* [What is needed]:
Each line containing the string "original" should be copied out of the entries.

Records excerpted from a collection
⁂

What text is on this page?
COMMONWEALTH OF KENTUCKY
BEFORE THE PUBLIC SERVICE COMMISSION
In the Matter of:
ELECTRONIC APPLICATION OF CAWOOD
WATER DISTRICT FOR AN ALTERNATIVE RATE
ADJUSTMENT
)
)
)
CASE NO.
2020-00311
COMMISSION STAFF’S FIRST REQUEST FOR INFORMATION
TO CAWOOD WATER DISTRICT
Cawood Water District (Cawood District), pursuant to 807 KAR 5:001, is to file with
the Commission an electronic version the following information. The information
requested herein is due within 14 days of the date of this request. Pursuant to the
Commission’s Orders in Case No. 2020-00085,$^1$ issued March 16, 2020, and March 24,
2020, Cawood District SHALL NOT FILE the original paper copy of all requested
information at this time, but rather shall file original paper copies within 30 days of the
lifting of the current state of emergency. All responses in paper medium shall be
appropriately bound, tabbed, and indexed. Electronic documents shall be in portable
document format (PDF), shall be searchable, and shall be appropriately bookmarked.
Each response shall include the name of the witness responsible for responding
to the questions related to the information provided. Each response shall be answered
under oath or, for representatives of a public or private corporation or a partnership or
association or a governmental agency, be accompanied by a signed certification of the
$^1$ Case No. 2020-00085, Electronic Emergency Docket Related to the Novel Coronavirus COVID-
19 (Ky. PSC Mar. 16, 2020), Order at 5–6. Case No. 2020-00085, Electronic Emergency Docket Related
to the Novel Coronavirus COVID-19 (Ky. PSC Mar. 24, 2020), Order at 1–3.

⁂

* [Exercise answer]:
2020, Cawood District SHALL NOT FILE the original paper copy of all requested
information at this time, but rather shall file original paper copies within 30 days of the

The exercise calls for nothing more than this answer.